Recorded data:
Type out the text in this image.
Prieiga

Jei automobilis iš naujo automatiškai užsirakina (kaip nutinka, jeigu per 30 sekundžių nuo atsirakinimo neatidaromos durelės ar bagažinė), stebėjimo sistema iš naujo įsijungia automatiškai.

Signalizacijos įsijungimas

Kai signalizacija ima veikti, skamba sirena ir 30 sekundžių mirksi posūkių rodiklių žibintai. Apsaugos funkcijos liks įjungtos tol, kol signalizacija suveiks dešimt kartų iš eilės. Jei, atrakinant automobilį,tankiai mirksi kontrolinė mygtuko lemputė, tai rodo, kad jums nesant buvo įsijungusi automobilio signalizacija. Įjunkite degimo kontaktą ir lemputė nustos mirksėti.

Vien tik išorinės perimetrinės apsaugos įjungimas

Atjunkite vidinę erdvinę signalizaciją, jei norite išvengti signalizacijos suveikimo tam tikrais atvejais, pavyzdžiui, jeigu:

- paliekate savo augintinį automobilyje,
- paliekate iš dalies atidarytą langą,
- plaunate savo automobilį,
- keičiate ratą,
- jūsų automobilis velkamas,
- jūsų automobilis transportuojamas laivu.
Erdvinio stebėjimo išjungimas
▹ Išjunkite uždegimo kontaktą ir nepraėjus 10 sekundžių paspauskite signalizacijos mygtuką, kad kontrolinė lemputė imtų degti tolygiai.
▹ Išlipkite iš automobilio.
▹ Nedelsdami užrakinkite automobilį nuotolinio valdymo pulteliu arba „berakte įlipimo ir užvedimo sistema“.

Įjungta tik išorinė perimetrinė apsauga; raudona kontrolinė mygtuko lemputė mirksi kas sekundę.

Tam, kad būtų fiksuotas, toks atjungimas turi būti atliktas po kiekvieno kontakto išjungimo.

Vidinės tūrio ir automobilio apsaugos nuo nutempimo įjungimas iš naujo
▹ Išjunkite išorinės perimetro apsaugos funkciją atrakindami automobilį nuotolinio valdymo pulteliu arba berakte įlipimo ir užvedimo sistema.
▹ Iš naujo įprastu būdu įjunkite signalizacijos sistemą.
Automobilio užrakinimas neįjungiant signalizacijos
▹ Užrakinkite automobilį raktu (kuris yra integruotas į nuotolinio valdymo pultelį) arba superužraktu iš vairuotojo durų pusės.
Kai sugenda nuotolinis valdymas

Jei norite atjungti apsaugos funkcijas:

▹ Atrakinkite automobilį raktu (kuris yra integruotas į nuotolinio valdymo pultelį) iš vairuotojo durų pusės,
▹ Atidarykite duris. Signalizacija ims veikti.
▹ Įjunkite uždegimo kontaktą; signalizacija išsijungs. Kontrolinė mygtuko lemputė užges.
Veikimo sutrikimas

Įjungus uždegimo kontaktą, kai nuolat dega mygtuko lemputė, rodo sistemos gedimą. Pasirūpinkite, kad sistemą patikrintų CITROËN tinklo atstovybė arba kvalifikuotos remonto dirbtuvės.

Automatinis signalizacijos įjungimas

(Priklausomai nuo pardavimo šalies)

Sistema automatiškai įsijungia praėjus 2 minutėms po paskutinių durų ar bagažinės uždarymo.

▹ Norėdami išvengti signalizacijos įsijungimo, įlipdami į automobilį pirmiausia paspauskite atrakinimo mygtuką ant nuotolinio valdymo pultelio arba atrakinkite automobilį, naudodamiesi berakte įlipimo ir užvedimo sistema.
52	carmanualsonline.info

* _Your goal_
State the number of lines in this listing that contain the string "mygtuką", and add nothing else.

* _The output_
2